Aim of the exercise: Extract, from the listing that follows, each line containing the word "panel".

Given data:
—————

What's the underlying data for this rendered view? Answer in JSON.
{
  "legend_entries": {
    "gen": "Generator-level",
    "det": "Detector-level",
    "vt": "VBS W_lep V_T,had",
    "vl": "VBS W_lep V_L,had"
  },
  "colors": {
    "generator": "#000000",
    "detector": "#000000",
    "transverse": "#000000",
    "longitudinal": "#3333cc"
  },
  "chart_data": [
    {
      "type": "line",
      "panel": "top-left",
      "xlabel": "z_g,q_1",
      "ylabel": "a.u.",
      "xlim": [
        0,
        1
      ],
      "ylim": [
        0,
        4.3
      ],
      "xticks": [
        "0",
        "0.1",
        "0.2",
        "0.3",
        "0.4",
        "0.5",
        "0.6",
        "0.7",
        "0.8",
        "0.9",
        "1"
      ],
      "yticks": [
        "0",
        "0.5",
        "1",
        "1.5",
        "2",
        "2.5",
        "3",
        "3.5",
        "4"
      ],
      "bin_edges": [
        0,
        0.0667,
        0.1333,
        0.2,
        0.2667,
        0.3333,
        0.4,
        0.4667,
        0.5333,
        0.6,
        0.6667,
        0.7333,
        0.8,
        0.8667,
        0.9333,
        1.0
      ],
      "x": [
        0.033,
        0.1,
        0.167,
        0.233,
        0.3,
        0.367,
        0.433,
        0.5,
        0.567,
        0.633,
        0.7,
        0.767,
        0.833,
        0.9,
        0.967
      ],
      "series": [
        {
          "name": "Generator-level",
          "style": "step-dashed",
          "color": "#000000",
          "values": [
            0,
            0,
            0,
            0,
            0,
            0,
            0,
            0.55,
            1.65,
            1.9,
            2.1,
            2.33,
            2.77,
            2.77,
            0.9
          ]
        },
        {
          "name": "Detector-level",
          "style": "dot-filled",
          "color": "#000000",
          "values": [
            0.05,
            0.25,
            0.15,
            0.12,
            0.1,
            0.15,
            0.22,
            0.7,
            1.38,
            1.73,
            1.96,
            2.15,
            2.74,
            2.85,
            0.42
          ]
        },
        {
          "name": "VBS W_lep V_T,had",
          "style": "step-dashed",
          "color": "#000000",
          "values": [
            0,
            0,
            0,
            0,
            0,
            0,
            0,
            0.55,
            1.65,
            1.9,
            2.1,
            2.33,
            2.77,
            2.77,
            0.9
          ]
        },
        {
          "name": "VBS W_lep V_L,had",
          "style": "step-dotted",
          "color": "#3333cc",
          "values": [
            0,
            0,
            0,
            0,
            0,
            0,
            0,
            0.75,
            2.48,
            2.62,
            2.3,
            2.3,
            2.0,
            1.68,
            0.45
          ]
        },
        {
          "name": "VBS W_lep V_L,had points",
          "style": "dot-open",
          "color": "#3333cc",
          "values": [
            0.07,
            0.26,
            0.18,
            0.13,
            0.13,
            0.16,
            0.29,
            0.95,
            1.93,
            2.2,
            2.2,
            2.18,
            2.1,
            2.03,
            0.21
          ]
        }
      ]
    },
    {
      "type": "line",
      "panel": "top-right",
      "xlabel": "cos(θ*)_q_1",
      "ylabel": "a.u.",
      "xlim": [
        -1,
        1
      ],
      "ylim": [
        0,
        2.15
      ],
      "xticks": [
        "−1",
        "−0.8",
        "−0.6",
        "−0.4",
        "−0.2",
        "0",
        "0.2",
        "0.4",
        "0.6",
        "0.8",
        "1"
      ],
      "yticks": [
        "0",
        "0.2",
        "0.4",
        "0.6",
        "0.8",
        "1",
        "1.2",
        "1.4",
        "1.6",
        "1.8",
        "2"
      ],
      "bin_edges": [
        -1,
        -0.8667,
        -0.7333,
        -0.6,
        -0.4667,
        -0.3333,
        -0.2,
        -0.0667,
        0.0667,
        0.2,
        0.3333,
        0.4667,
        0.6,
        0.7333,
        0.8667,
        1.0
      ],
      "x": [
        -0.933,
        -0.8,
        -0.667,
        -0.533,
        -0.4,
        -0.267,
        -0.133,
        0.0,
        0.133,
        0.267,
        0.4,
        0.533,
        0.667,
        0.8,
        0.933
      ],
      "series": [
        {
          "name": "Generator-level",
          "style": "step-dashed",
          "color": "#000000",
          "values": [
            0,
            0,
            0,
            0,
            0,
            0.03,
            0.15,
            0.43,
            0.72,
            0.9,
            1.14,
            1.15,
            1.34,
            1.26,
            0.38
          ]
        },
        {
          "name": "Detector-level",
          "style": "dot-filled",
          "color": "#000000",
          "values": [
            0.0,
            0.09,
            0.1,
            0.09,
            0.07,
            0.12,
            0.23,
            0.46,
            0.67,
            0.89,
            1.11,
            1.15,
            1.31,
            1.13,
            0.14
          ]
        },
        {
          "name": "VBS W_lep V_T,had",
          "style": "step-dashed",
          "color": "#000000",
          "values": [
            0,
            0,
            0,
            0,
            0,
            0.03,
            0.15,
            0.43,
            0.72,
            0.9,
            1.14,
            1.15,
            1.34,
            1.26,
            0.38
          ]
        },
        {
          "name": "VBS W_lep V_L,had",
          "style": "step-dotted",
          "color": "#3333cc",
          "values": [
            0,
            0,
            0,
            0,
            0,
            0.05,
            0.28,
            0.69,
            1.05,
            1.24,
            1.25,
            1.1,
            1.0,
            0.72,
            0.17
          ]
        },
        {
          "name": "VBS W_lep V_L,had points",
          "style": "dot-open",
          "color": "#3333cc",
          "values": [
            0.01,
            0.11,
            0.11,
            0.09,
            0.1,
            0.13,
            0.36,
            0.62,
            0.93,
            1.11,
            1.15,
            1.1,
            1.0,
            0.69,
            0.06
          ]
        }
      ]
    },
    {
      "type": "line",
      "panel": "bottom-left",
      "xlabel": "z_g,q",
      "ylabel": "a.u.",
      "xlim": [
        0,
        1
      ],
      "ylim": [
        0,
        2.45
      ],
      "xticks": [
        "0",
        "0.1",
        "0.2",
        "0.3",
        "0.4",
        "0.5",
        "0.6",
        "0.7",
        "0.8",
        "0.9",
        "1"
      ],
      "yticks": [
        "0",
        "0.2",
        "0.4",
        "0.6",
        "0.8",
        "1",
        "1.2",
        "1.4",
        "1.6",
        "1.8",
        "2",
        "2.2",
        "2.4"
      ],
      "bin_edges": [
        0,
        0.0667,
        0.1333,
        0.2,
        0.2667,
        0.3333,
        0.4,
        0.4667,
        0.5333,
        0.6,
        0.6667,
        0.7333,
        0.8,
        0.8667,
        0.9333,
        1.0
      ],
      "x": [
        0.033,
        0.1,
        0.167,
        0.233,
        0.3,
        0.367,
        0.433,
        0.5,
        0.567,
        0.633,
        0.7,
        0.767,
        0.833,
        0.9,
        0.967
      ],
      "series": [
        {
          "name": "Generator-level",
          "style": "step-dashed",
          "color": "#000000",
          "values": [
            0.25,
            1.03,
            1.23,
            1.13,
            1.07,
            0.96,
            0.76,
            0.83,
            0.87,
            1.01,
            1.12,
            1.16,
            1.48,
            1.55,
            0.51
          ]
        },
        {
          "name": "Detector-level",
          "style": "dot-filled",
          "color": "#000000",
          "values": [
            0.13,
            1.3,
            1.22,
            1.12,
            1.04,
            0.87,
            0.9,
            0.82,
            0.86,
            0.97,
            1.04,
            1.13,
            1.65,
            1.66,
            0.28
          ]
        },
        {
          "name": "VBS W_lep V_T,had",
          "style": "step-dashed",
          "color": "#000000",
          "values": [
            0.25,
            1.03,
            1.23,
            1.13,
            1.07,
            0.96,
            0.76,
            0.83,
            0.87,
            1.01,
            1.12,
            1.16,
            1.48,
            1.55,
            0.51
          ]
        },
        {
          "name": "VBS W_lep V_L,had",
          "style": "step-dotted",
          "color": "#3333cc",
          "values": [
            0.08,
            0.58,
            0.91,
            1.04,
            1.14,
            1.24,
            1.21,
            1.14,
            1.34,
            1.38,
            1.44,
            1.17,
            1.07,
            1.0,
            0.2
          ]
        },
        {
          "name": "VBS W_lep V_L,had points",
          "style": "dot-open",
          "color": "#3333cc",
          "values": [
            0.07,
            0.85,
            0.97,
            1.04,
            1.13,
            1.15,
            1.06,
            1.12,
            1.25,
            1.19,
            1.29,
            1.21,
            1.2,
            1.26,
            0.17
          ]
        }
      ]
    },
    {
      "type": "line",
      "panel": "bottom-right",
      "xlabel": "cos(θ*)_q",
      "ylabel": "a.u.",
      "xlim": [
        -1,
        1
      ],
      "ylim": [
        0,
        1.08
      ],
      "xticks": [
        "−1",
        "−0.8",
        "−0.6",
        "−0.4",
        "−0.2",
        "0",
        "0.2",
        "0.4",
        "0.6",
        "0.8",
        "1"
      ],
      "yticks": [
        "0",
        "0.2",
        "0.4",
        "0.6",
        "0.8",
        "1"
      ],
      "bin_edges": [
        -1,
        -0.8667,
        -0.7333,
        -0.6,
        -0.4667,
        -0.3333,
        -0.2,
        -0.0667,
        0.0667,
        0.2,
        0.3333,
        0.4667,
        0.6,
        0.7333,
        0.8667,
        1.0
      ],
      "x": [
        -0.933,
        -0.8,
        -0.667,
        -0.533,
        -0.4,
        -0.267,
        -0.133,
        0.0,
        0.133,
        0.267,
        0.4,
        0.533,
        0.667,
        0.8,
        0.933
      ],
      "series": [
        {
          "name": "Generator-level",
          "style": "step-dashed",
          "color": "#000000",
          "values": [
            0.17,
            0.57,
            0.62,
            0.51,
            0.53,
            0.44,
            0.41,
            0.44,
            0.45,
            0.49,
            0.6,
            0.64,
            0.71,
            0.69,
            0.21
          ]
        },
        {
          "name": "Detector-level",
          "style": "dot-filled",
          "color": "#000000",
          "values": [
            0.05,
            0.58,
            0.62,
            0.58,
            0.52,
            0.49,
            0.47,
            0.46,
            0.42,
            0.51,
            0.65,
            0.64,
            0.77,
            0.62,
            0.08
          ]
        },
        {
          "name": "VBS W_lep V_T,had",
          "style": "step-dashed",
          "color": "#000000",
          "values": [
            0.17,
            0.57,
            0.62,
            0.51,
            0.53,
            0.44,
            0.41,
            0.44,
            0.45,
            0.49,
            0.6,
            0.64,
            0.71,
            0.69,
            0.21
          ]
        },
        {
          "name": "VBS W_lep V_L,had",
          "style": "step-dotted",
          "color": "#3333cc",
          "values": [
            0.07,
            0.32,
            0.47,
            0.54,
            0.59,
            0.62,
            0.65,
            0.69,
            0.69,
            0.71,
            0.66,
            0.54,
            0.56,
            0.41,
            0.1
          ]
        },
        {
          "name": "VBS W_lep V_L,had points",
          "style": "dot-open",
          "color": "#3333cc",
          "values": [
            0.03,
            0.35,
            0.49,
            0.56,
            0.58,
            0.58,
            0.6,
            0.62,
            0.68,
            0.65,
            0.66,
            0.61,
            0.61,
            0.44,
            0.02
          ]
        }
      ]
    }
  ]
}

—————

Written reply:
      "panel": "top-left",
      "panel": "top-right",
      "panel": "bottom-left",
      "panel": "bottom-right",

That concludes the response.